> _Your objective_: Copy all of the records below verbatim.

> _Information given_:
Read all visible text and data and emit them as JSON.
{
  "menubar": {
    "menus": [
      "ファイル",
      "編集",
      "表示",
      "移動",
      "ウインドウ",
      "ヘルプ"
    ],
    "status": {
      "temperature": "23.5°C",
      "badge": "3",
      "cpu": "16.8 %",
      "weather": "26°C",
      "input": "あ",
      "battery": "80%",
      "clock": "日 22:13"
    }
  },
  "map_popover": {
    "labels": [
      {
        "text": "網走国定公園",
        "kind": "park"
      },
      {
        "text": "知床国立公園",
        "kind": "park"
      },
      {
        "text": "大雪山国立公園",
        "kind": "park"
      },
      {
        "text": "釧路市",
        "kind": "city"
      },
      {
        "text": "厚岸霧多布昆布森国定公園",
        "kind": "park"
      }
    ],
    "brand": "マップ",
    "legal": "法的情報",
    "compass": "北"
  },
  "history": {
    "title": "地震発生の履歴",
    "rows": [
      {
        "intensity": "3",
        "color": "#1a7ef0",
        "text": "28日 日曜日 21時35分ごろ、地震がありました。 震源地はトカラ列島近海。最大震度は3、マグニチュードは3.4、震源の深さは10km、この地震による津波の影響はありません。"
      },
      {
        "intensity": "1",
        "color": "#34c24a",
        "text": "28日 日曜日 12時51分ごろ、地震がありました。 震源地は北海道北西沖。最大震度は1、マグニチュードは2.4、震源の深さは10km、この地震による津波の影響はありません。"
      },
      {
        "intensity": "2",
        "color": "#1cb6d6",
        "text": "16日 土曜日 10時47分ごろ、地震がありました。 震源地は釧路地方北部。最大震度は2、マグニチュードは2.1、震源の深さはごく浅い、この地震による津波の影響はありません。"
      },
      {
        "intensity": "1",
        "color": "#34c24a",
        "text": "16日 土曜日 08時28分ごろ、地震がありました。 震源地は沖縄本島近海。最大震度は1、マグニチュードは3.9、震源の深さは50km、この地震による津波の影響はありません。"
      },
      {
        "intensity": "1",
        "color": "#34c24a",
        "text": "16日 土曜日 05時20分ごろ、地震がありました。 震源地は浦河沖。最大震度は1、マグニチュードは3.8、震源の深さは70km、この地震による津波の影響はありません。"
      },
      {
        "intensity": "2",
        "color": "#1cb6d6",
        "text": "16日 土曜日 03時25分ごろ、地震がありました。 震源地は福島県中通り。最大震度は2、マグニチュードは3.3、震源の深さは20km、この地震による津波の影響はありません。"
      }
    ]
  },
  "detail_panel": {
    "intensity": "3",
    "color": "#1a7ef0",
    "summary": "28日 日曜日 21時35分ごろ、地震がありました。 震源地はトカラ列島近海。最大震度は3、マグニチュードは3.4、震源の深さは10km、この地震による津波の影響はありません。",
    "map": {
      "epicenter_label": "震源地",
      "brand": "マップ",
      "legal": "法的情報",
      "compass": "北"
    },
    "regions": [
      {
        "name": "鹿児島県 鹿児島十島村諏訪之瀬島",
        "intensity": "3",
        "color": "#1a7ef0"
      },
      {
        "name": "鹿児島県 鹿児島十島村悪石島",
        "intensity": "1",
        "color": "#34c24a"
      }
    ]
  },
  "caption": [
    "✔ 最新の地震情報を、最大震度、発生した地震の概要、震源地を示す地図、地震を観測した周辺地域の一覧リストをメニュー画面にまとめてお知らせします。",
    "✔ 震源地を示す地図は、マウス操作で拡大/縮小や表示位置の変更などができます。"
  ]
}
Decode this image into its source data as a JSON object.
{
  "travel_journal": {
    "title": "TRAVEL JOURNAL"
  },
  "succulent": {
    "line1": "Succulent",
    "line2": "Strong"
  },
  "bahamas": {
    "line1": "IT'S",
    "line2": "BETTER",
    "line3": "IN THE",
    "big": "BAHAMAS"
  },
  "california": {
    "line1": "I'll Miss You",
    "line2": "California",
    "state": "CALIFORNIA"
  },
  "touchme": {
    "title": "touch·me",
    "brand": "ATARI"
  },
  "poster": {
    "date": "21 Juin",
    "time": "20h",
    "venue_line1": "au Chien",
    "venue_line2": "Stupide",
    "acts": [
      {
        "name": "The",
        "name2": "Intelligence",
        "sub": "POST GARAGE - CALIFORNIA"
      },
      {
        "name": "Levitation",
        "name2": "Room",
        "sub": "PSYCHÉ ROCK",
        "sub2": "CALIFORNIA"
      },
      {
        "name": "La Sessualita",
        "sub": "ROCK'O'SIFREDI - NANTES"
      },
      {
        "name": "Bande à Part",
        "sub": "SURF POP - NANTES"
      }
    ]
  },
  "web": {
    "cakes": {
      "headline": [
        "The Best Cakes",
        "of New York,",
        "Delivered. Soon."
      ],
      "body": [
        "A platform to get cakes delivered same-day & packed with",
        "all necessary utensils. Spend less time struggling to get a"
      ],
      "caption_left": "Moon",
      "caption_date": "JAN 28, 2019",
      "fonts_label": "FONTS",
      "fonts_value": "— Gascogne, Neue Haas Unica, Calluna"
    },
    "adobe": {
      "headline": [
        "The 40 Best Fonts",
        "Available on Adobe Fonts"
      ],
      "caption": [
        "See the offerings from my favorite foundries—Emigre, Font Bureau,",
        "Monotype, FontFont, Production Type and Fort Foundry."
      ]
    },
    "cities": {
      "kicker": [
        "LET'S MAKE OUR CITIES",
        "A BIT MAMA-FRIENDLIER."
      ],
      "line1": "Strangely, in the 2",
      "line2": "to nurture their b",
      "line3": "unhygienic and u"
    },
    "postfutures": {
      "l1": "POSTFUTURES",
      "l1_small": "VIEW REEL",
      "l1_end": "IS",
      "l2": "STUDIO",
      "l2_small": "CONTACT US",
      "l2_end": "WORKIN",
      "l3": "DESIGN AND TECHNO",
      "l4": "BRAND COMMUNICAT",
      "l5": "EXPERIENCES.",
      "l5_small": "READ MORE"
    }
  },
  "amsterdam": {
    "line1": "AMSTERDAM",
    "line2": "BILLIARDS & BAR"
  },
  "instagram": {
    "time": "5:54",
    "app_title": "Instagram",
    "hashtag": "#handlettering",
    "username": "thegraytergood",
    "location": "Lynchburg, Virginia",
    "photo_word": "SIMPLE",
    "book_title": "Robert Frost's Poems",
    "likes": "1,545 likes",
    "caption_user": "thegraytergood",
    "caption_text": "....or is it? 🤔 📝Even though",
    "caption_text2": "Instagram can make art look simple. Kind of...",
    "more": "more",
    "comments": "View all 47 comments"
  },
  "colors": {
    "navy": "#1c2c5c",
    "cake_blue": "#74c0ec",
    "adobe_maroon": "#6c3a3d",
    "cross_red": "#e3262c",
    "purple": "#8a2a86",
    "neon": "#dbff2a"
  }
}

> _Task answer_:
Read all visible text and data and emit them as JSON.
{
  "menubar": {
    "menus": [
      "ファイル",
      "編集",
      "表示",
      "移動",
      "ウインドウ",
      "ヘルプ"
    ],
    "status": {
      "temperature": "23.5°C",
      "badge": "3",
      "cpu": "16.8 %",
      "weather": "26°C",
      "input": "あ",
      "battery": "80%",
      "clock": "日 22:13"
    }
  },
  "map_popover": {
    "labels": [
      {
        "text": "網走国定公園",
        "kind": "park"
      },
      {
        "text": "知床国立公園",
        "kind": "park"
      },
      {
        "text": "大雪山国立公園",
        "kind": "park"
      },
      {
        "text": "釧路市",
        "kind": "city"
      },
      {
        "text": "厚岸霧多布昆布森国定公園",
        "kind": "park"
      }
    ],
    "brand": "マップ",
    "legal": "法的情報",
    "compass": "北"
  },
  "history": {
    "title": "地震発生の履歴",
    "rows": [
      {
        "intensity": "3",
        "color": "#1a7ef0",
        "text": "28日 日曜日 21時35分ごろ、地震がありました。 震源地はトカラ列島近海。最大震度は3、マグニチュードは3.4、震源の深さは10km、この地震による津波の影響はありません。"
      },
      {
        "intensity": "1",
        "color": "#34c24a",
        "text": "28日 日曜日 12時51分ごろ、地震がありました。 震源地は北海道北西沖。最大震度は1、マグニチュードは2.4、震源の深さは10km、この地震による津波の影響はありません。"
      },
      {
        "intensity": "2",
        "color": "#1cb6d6",
        "text": "16日 土曜日 10時47分ごろ、地震がありました。 震源地は釧路地方北部。最大震度は2、マグニチュードは2.1、震源の深さはごく浅い、この地震による津波の影響はありません。"
      },
      {
        "intensity": "1",
        "color": "#34c24a",
        "text": "16日 土曜日 08時28分ごろ、地震がありました。 震源地は沖縄本島近海。最大震度は1、マグニチュードは3.9、震源の深さは50km、この地震による津波の影響はありません。"
      },
      {
        "intensity": "1",
        "color": "#34c24a",
        "text": "16日 土曜日 05時20分ごろ、地震がありました。 震源地は浦河沖。最大震度は1、マグニチュードは3.8、震源の深さは70km、この地震による津波の影響はありません。"
      },
      {
        "intensity": "2",
        "color": "#1cb6d6",
        "text": "16日 土曜日 03時25分ごろ、地震がありました。 震源地は福島県中通り。最大震度は2、マグニチュードは3.3、震源の深さは20km、この地震による津波の影響はありません。"
      }
    ]
  },
  "detail_panel": {
    "intensity": "3",
    "color": "#1a7ef0",
    "summary": "28日 日曜日 21時35分ごろ、地震がありました。 震源地はトカラ列島近海。最大震度は3、マグニチュードは3.4、震源の深さは10km、この地震による津波の影響はありません。",
    "map": {
      "epicenter_label": "震源地",
      "brand": "マップ",
      "legal": "法的情報",
      "compass": "北"
    },
    "regions": [
      {
        "name": "鹿児島県 鹿児島十島村諏訪之瀬島",
        "intensity": "3",
        "color": "#1a7ef0"
      },
      {
        "name": "鹿児島県 鹿児島十島村悪石島",
        "intensity": "1",
        "color": "#34c24a"
      }
    ]
  },
  "caption": [
    "✔ 最新の地震情報を、最大震度、発生した地震の概要、震源地を示す地図、地震を観測した周辺地域の一覧リストをメニュー画面にまとめてお知らせします。",
    "✔ 震源地を示す地図は、マウス操作で拡大/縮小や表示位置の変更などができます。"
  ]
}
Decode this image into its source data as a JSON object.
{
  "travel_journal": {
    "title": "TRAVEL JOURNAL"
  },
  "succulent": {
    "line1": "Succulent",
    "line2": "Strong"
  },
  "bahamas": {
    "line1": "IT'S",
    "line2": "BETTER",
    "line3": "IN THE",
    "big": "BAHAMAS"
  },
  "california": {
    "line1": "I'll Miss You",
    "line2": "California",
    "state": "CALIFORNIA"
  },
  "touchme": {
    "title": "touch·me",
    "brand": "ATARI"
  },
  "poster": {
    "date": "21 Juin",
    "time": "20h",
    "venue_line1": "au Chien",
    "venue_line2": "Stupide",
    "acts": [
      {
        "name": "The",
        "name2": "Intelligence",
        "sub": "POST GARAGE - CALIFORNIA"
      },
      {
        "name": "Levitation",
        "name2": "Room",
        "sub": "PSYCHÉ ROCK",
        "sub2": "CALIFORNIA"
      },
      {
        "name": "La Sessualita",
        "sub": "ROCK'O'SIFREDI - NANTES"
      },
      {
        "name": "Bande à Part",
        "sub": "SURF POP - NANTES"
      }
    ]
  },
  "web": {
    "cakes": {
      "headline": [
        "The Best Cakes",
        "of New York,",
        "Delivered. Soon."
      ],
      "body": [
        "A platform to get cakes delivered same-day & packed with",
        "all necessary utensils. Spend less time struggling to get a"
      ],
      "caption_left": "Moon",
      "caption_date": "JAN 28, 2019",
      "fonts_label": "FONTS",
      "fonts_value": "— Gascogne, Neue Haas Unica, Calluna"
    },
    "adobe": {
      "headline": [
        "The 40 Best Fonts",
        "Available on Adobe Fonts"
      ],
      "caption": [
        "See the offerings from my favorite foundries—Emigre, Font Bureau,",
        "Monotype, FontFont, Production Type and Fort Foundry."
      ]
    },
    "cities": {
      "kicker": [
        "LET'S MAKE OUR CITIES",
        "A BIT MAMA-FRIENDLIER."
      ],
      "line1": "Strangely, in the 2",
      "line2": "to nurture their b",
      "line3": "unhygienic and u"
    },
    "postfutures": {
      "l1": "POSTFUTURES",
      "l1_small": "VIEW REEL",
      "l1_end": "IS",
      "l2": "STUDIO",
      "l2_small": "CONTACT US",
      "l2_end": "WORKIN",
      "l3": "DESIGN AND TECHNO",
      "l4": "BRAND COMMUNICAT",
      "l5": "EXPERIENCES.",
      "l5_small": "READ MORE"
    }
  },
  "amsterdam": {
    "line1": "AMSTERDAM",
    "line2": "BILLIARDS & BAR"
  },
  "instagram": {
    "time": "5:54",
    "app_title": "Instagram",
    "hashtag": "#handlettering",
    "username": "thegraytergood",
    "location": "Lynchburg, Virginia",
    "photo_word": "SIMPLE",
    "book_title": "Robert Frost's Poems",
    "likes": "1,545 likes",
    "caption_user": "thegraytergood",
    "caption_text": "....or is it? 🤔 📝Even though",
    "caption_text2": "Instagram can make art look simple. Kind of...",
    "more": "more",
    "comments": "View all 47 comments"
  },
  "colors": {
    "navy": "#1c2c5c",
    "cake_blue": "#74c0ec",
    "adobe_maroon": "#6c3a3d",
    "cross_red": "#e3262c",
    "purple": "#8a2a86",
    "neon": "#dbff2a"
  }
}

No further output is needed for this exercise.